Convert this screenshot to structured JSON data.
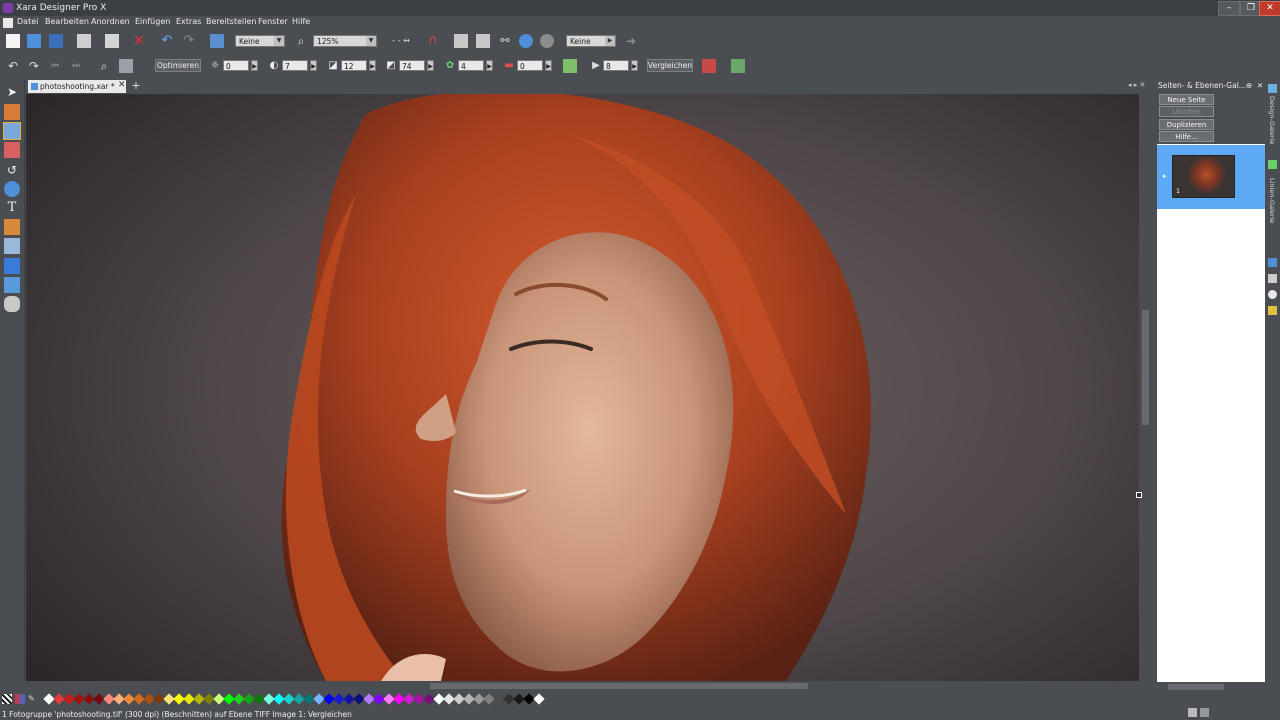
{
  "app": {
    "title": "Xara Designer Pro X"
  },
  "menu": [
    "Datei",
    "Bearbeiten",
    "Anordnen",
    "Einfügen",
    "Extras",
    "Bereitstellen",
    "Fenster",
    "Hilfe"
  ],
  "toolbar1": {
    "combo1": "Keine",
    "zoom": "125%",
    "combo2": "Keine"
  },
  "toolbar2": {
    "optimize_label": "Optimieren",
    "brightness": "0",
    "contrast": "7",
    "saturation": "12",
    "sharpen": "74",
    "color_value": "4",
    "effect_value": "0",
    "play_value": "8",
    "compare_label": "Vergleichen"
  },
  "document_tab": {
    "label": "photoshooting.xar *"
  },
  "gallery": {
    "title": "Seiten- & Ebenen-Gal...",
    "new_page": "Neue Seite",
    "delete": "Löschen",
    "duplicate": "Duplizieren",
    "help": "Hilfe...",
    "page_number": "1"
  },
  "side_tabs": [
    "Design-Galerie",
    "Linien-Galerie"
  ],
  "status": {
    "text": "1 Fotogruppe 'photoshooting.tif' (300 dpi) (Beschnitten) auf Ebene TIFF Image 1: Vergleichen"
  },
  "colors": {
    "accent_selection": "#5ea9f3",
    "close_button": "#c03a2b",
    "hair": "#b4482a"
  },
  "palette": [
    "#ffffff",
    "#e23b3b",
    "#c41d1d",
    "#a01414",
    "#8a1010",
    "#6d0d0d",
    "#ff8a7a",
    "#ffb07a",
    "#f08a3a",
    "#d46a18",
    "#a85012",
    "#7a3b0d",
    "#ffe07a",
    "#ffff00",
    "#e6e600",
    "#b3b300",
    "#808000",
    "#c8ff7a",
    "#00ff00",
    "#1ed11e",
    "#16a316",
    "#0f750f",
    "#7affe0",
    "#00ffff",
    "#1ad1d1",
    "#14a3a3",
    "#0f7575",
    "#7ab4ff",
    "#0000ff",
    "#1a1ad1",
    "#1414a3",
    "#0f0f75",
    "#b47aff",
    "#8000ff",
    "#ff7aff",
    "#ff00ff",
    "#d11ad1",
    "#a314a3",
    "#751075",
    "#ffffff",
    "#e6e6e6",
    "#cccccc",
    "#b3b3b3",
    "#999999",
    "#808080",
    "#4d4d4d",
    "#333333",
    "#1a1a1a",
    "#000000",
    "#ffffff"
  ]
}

==

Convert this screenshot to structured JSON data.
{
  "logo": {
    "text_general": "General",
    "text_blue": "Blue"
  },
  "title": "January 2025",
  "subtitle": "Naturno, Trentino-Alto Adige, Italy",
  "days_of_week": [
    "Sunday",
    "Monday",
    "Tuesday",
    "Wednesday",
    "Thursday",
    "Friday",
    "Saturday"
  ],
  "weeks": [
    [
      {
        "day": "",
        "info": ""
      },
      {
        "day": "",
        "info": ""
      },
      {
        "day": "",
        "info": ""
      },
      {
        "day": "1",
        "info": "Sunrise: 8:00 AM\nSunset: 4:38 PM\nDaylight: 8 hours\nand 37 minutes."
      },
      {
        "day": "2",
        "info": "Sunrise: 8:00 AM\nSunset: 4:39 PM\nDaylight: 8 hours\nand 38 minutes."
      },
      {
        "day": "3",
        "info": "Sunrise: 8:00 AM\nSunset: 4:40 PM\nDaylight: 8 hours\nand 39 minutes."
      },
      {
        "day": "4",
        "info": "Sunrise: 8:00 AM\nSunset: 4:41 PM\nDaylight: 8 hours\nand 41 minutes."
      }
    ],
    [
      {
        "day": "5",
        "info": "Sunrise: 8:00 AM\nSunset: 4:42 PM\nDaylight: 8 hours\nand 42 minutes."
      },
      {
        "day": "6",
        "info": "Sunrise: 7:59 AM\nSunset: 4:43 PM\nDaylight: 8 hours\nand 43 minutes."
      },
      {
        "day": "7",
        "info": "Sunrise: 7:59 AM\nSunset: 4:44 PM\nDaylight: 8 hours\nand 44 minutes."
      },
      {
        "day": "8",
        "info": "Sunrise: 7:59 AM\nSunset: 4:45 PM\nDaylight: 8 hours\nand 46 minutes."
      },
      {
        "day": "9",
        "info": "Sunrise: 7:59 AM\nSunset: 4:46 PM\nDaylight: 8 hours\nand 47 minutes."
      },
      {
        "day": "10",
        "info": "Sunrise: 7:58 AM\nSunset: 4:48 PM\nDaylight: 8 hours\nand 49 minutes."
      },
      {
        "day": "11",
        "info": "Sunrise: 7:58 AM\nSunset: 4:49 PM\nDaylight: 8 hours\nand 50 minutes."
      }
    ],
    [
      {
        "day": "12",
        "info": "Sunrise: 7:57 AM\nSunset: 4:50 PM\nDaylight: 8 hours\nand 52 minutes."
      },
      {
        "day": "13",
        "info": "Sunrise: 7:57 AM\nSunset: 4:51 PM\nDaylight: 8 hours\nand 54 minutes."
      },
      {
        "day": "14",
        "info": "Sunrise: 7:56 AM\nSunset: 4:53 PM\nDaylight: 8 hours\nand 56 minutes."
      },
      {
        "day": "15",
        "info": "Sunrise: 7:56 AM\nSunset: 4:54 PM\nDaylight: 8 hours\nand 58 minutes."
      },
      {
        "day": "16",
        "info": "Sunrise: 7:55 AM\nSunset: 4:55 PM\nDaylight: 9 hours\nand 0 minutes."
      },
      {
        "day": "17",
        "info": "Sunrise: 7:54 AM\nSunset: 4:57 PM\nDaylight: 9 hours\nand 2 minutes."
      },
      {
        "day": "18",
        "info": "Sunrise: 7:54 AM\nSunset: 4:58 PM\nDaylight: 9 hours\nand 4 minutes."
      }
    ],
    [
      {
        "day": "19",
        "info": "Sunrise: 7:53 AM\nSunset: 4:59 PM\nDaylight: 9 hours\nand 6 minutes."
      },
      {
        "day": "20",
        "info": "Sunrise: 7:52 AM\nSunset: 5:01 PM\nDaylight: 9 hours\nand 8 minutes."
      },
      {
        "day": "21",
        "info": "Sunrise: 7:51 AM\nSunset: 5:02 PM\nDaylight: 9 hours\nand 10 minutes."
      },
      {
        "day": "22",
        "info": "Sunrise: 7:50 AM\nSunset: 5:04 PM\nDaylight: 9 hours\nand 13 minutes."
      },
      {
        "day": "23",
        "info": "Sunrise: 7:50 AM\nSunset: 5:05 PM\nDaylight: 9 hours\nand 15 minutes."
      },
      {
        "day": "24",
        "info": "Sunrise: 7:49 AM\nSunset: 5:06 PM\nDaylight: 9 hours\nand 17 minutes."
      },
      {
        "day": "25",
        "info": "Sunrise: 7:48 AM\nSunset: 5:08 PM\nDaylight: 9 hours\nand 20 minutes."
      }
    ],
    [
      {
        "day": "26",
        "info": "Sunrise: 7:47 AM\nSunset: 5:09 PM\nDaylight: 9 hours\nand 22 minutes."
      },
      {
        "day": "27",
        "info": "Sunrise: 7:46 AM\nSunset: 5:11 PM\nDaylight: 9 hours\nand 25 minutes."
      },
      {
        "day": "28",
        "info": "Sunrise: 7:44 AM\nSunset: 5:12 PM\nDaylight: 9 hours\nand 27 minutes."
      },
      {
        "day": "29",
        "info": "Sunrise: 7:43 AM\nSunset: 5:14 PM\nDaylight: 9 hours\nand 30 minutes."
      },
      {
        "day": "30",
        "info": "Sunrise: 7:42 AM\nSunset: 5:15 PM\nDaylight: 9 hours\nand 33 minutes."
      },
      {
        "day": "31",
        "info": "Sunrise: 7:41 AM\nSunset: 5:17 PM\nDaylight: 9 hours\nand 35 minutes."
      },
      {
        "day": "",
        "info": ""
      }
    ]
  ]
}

==

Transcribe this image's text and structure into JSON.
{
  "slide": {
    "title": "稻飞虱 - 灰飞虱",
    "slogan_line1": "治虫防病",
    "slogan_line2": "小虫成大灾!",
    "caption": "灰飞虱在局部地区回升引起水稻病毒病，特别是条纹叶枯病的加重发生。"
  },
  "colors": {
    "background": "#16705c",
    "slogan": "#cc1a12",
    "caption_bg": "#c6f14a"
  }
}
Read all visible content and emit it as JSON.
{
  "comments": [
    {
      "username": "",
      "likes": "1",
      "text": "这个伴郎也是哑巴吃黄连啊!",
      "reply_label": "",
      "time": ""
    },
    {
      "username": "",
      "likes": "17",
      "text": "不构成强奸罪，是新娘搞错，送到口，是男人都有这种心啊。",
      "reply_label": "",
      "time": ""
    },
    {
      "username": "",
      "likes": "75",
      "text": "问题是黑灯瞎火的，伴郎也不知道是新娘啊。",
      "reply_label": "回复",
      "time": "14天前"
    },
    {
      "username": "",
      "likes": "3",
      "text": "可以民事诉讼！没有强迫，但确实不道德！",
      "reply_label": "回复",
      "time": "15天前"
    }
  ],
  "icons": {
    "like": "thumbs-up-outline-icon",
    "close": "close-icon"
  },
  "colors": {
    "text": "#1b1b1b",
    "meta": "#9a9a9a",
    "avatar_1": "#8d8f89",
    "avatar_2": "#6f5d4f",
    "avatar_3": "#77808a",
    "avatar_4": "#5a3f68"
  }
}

* [Task]: Copy each line of the preceding data that contains the string "photoshooting".

* [Result of the task]:
    "label": "photoshooting.xar *"
    "text": "1 Fotogruppe 'photoshooting.tif' (300 dpi) (Beschnitten) auf Ebene TIFF Image 1: Vergleichen"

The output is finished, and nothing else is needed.